WORK INSTRUCTIONS — Using the listing below, select the lines with the word "vibrate" and copy them.

— start of RAW DATA —

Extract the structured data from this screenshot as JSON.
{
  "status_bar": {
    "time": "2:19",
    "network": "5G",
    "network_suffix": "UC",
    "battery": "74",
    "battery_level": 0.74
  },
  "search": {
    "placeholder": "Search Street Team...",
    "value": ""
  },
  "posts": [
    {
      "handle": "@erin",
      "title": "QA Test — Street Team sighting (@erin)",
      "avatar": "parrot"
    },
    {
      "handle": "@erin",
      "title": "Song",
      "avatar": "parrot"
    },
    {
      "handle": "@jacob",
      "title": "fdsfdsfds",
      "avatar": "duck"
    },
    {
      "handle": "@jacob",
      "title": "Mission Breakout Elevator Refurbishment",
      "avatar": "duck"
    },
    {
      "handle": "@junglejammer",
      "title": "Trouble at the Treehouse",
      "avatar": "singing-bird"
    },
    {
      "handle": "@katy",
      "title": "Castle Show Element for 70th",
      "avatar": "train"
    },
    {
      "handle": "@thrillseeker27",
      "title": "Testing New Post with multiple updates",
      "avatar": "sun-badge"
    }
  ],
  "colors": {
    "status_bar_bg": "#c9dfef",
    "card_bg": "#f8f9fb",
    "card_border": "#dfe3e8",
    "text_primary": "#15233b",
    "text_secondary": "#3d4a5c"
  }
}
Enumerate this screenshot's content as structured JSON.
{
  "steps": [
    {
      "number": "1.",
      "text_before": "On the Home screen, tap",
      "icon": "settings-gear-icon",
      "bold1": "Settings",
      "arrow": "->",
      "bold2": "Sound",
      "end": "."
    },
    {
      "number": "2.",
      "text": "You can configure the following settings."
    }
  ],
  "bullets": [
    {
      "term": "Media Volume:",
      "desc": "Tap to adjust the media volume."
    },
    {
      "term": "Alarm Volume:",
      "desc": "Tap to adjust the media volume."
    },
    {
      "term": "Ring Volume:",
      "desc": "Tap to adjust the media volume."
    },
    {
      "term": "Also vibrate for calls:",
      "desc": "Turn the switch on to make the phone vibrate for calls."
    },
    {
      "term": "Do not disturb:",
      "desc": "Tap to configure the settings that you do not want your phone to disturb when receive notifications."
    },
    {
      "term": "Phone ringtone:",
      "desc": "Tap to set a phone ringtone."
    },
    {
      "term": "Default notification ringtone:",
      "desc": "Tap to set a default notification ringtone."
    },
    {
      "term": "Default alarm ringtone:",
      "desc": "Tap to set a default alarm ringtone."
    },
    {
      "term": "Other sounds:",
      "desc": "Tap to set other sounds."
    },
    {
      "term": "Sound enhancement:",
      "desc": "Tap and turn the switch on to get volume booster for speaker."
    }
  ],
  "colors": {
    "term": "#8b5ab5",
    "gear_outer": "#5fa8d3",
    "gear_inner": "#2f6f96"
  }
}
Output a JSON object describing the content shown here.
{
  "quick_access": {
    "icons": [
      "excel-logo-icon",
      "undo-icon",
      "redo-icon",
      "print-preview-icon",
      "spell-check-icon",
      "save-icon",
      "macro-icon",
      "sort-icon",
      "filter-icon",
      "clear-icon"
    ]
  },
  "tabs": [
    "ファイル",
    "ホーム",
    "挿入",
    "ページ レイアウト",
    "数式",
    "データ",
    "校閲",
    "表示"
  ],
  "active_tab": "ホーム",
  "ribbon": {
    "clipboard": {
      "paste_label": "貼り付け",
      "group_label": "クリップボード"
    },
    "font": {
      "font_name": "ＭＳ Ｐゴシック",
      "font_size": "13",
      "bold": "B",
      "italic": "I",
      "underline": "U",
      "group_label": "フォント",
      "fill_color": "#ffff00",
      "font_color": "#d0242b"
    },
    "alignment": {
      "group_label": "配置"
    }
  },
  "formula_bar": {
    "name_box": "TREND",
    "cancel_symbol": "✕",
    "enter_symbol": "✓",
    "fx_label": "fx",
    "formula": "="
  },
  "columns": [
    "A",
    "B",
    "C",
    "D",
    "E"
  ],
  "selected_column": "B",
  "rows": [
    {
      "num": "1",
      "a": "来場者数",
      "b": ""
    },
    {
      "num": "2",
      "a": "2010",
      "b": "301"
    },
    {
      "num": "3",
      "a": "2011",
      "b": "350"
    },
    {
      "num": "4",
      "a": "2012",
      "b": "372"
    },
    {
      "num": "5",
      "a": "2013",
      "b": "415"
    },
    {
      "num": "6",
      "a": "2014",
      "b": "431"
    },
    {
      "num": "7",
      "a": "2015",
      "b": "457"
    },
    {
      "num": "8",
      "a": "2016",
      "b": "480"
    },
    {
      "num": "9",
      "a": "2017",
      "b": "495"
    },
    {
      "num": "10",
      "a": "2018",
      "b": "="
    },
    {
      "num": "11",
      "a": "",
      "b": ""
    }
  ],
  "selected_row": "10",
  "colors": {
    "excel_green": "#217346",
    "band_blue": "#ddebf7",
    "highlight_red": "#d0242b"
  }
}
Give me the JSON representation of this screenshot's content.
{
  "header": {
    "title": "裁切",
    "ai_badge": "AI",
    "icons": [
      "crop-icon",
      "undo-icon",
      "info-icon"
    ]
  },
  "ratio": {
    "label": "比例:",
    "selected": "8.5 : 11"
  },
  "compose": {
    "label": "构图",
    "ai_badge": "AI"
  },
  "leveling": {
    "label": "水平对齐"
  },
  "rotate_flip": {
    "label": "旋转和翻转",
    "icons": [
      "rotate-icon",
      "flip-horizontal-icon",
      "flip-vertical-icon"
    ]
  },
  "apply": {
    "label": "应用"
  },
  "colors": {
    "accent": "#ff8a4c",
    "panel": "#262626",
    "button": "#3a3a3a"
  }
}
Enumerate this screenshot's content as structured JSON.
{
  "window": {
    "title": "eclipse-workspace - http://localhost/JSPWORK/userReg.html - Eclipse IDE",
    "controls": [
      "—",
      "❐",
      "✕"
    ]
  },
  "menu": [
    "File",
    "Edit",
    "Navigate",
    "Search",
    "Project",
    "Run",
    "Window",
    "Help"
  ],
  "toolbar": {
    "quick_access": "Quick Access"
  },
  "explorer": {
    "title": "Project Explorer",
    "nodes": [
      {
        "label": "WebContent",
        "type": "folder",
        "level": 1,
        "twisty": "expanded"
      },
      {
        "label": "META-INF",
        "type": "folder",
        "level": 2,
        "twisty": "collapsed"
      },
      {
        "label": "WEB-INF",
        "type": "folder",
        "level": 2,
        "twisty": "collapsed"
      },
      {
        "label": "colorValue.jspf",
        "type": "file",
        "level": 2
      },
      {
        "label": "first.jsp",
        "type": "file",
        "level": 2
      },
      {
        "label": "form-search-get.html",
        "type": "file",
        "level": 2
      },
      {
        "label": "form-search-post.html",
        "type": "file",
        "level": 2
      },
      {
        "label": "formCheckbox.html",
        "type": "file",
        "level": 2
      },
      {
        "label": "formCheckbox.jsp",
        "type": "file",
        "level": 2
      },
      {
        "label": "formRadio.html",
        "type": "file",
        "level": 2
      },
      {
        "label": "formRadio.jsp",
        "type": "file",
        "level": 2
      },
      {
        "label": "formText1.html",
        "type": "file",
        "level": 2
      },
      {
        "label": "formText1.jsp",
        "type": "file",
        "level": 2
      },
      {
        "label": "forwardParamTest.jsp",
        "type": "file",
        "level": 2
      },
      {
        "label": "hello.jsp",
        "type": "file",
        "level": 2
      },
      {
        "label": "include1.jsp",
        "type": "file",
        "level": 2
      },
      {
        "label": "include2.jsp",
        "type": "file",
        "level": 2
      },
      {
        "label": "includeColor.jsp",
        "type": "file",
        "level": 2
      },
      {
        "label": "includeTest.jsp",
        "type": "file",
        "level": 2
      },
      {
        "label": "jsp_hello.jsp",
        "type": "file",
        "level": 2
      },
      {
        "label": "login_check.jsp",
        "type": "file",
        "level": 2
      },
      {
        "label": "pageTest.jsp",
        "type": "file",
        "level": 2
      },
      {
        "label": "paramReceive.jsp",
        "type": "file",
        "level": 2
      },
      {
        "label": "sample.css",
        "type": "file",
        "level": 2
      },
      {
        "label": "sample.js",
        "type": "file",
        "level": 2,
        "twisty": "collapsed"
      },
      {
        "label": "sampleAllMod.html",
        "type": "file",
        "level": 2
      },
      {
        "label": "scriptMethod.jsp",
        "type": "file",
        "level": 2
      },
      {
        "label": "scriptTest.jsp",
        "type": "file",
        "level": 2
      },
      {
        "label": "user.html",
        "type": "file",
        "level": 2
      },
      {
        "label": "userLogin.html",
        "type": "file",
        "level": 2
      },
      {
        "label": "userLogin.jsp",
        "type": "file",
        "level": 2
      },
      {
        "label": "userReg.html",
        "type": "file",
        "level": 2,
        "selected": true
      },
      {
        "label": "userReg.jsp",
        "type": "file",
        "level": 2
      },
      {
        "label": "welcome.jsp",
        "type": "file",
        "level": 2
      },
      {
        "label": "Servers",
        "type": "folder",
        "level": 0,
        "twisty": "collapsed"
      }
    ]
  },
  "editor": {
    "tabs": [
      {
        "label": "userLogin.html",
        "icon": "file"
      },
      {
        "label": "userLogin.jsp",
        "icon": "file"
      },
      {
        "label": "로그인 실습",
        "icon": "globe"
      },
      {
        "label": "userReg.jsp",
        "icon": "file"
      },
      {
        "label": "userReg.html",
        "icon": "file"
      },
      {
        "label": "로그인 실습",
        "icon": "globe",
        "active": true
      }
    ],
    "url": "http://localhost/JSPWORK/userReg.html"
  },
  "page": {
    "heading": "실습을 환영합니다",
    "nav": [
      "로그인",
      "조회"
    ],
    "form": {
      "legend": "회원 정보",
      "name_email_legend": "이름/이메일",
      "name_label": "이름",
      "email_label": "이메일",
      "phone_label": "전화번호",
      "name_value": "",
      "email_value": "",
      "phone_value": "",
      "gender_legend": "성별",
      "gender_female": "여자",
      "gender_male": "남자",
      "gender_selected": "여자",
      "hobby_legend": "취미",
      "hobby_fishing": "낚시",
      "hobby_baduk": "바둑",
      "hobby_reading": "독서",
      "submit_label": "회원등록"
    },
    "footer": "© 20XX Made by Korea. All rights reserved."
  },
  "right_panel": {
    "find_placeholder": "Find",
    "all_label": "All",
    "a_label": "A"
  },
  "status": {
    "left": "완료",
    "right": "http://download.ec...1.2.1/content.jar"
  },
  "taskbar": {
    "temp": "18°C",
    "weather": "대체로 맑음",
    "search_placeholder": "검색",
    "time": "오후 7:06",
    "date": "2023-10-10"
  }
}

— end of RAW DATA —

TASK RESULT —
      "term": "Also vibrate for calls:",
      "desc": "Turn the switch on to make the phone vibrate for calls."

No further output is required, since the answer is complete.